- [What to do]: Repeat every record below exactly, leaving out the pictures.

[Source data]

****************************************

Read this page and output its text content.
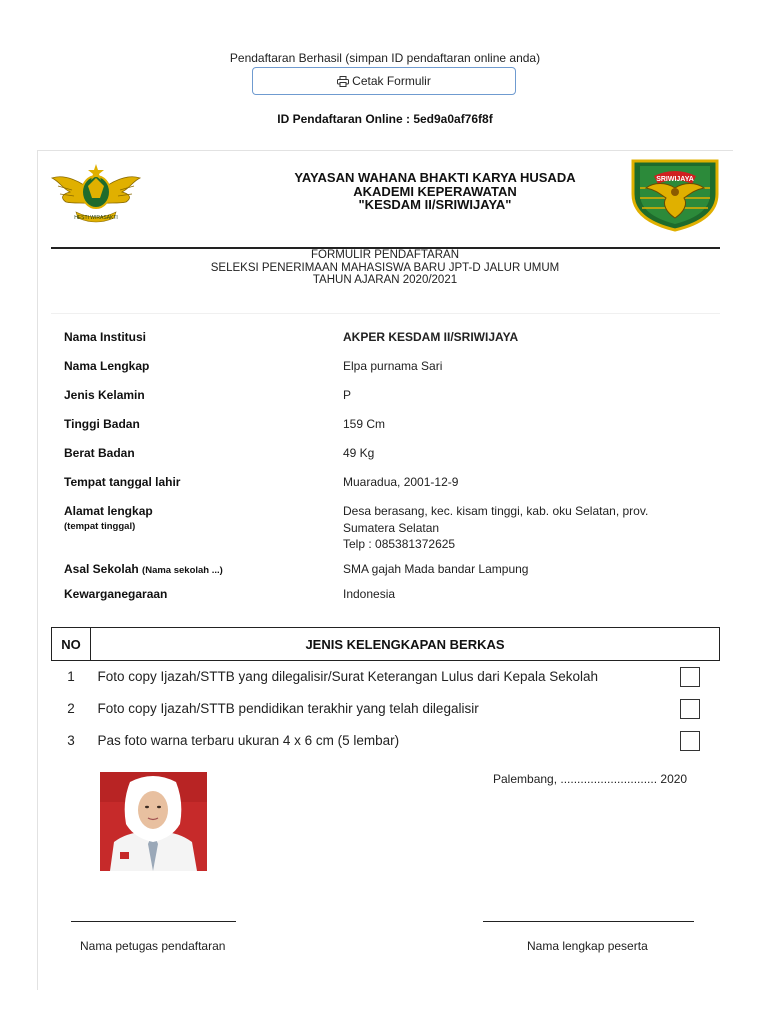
Pendaftaran Berhasil (simpan ID pendaftaran online anda)
Cetak Formulir
ID Pendaftaran Online : 5ed9a0af76f8f
HESTI WIRASAKTI
SRIWIJAYA
YAYASAN WAHANA BHAKTI KARYA HUSADA
AKADEMI KEPERAWATAN
"KESDAM II/SRIWIJAYA"
FORMULIR PENDAFTARAN
SELEKSI PENERIMAAN MAHASISWA BARU JPT-D JALUR UMUM
TAHUN AJARAN 2020/2021
Nama Institusi	AKPER KESDAM II/SRIWIJAYA
Nama Lengkap	Elpa purnama Sari
Jenis Kelamin	P
Tinggi Badan	159 Cm
Berat Badan	49 Kg
Tempat tanggal lahir	Muaradua, 2001-12-9
Alamat lengkap
(tempat tinggal)
Desa berasang, kec. kisam tinggi, kab. oku Selatan, prov.
Sumatera Selatan
Telp : 085381372625
Asal Sekolah (Nama sekolah ...)	SMA gajah Mada bandar Lampung
Kewarganegaraan	Indonesia
NO	JENIS KELENGKAPAN BERKAS	
1	Foto copy Ijazah/STTB yang dilegalisir/Surat Keterangan Lulus dari Kepala Sekolah	

2	Foto copy Ijazah/STTB pendidikan terakhir yang telah dilegalisir	

3	Pas foto warna terbaru ukuran 4 x 6 cm (5 lembar)	
Palembang, ............................. 2020
Nama petugas pendaftaran	Nama lengkap peserta
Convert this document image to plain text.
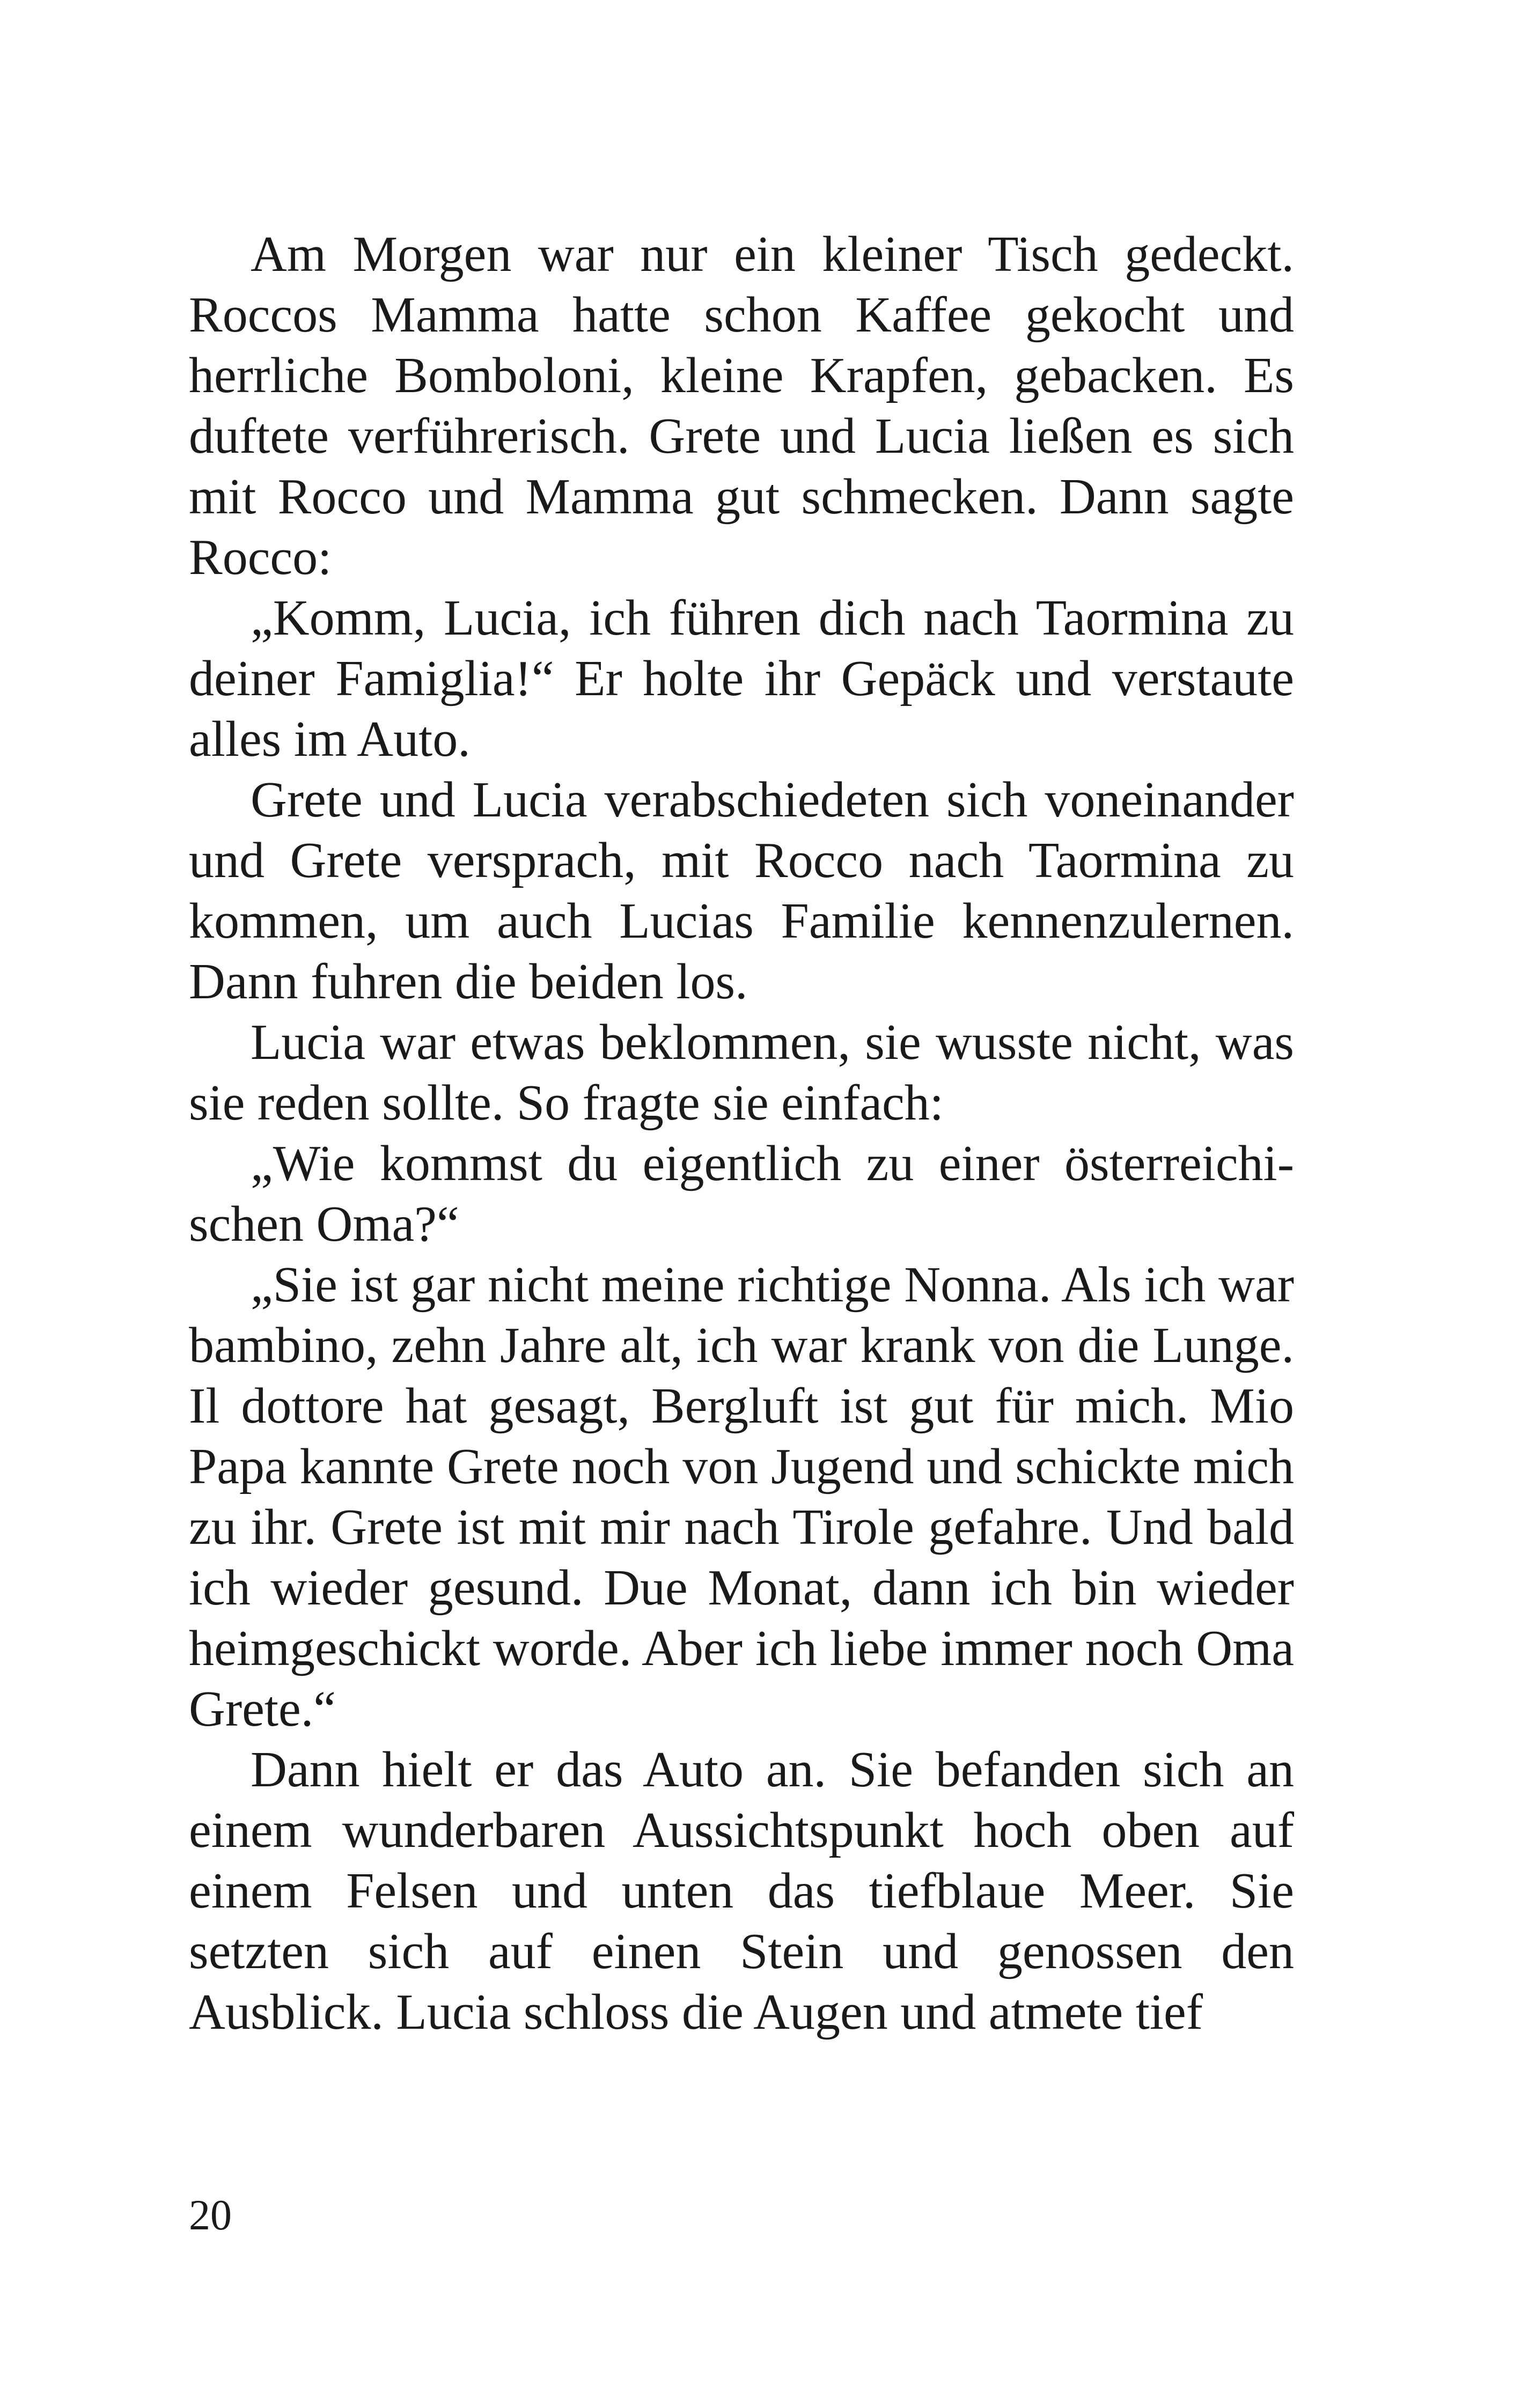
Am Morgen war nur ein kleiner Tisch gedeckt. Roccos Mamma hatte schon Kaffee gekocht und herrliche Bomboloni, kleine Krapfen, gebacken. Es duftete verführerisch. Grete und Lucia ließen es sich mit Rocco und Mamma gut schmecken. Dann sagte Rocco:

„Komm, Lucia, ich führen dich nach Taormina zu deiner Famiglia!“ Er holte ihr Gepäck und verstaute alles im Auto.

Grete und Lucia verabschiedeten sich voneinander und Grete versprach, mit Rocco nach Taormina zu kommen, um auch Lucias Familie kennenzulernen. Dann fuhren die beiden los.

Lucia war etwas beklommen, sie wusste nicht, was sie reden sollte. So fragte sie einfach:

„Wie kommst du eigentlich zu einer österreichischen Oma?“

„Sie ist gar nicht meine richtige Nonna. Als ich war bambino, zehn Jahre alt, ich war krank von die Lunge. Il dottore hat gesagt, Bergluft ist gut für mich. Mio Papa kannte Grete noch von Jugend und schickte mich zu ihr. Grete ist mit mir nach Tirole gefahre. Und bald ich wieder gesund. Due Monat, dann ich bin wieder heimgeschickt worde. Aber ich liebe immer noch Oma Grete.“

Dann hielt er das Auto an. Sie befanden sich an einem wunderbaren Aussichtspunkt hoch oben auf einem Felsen und unten das tiefblaue Meer. Sie setzten sich auf einen Stein und genossen den Ausblick. Lucia schloss die Augen und atmete tief

20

****************************************

- [Solution for this problem]:
Read this page and output its text content.
Pendaftaran Berhasil (simpan ID pendaftaran online anda)
Cetak Formulir
ID Pendaftaran Online : 5ed9a0af76f8f
HESTI WIRASAKTI
SRIWIJAYA
YAYASAN WAHANA BHAKTI KARYA HUSADA
AKADEMI KEPERAWATAN
"KESDAM II/SRIWIJAYA"
FORMULIR PENDAFTARAN
SELEKSI PENERIMAAN MAHASISWA BARU JPT-D JALUR UMUM
TAHUN AJARAN 2020/2021
Nama Institusi	AKPER KESDAM II/SRIWIJAYA
Nama Lengkap	Elpa purnama Sari
Jenis Kelamin	P
Tinggi Badan	159 Cm
Berat Badan	49 Kg
Tempat tanggal lahir	Muaradua, 2001-12-9
Alamat lengkap
(tempat tinggal)
Desa berasang, kec. kisam tinggi, kab. oku Selatan, prov.
Sumatera Selatan
Telp : 085381372625
Asal Sekolah (Nama sekolah ...)	SMA gajah Mada bandar Lampung
Kewarganegaraan	Indonesia
NO	JENIS KELENGKAPAN BERKAS	
1	Foto copy Ijazah/STTB yang dilegalisir/Surat Keterangan Lulus dari Kepala Sekolah	

2	Foto copy Ijazah/STTB pendidikan terakhir yang telah dilegalisir	

3	Pas foto warna terbaru ukuran 4 x 6 cm (5 lembar)	
Palembang, ............................. 2020
Nama petugas pendaftaran	Nama lengkap peserta
Convert this document image to plain text.
Am Morgen war nur ein kleiner Tisch gedeckt. Roccos Mamma hatte schon Kaffee gekocht und herrliche Bomboloni, kleine Krapfen, gebacken. Es duftete verführerisch. Grete und Lucia ließen es sich mit Rocco und Mamma gut schmecken. Dann sagte Rocco:

„Komm, Lucia, ich führen dich nach Taormina zu deiner Famiglia!“ Er holte ihr Gepäck und verstaute alles im Auto.

Grete und Lucia verabschiedeten sich voneinander und Grete versprach, mit Rocco nach Taormina zu kommen, um auch Lucias Familie kennenzulernen. Dann fuhren die beiden los.

Lucia war etwas beklommen, sie wusste nicht, was sie reden sollte. So fragte sie einfach:

„Wie kommst du eigentlich zu einer österreichischen Oma?“

„Sie ist gar nicht meine richtige Nonna. Als ich war bambino, zehn Jahre alt, ich war krank von die Lunge. Il dottore hat gesagt, Bergluft ist gut für mich. Mio Papa kannte Grete noch von Jugend und schickte mich zu ihr. Grete ist mit mir nach Tirole gefahre. Und bald ich wieder gesund. Due Monat, dann ich bin wieder heimgeschickt worde. Aber ich liebe immer noch Oma Grete.“

Dann hielt er das Auto an. Sie befanden sich an einem wunderbaren Aussichtspunkt hoch oben auf einem Felsen und unten das tiefblaue Meer. Sie setzten sich auf einen Stein und genossen den Ausblick. Lucia schloss die Augen und atmete tief

20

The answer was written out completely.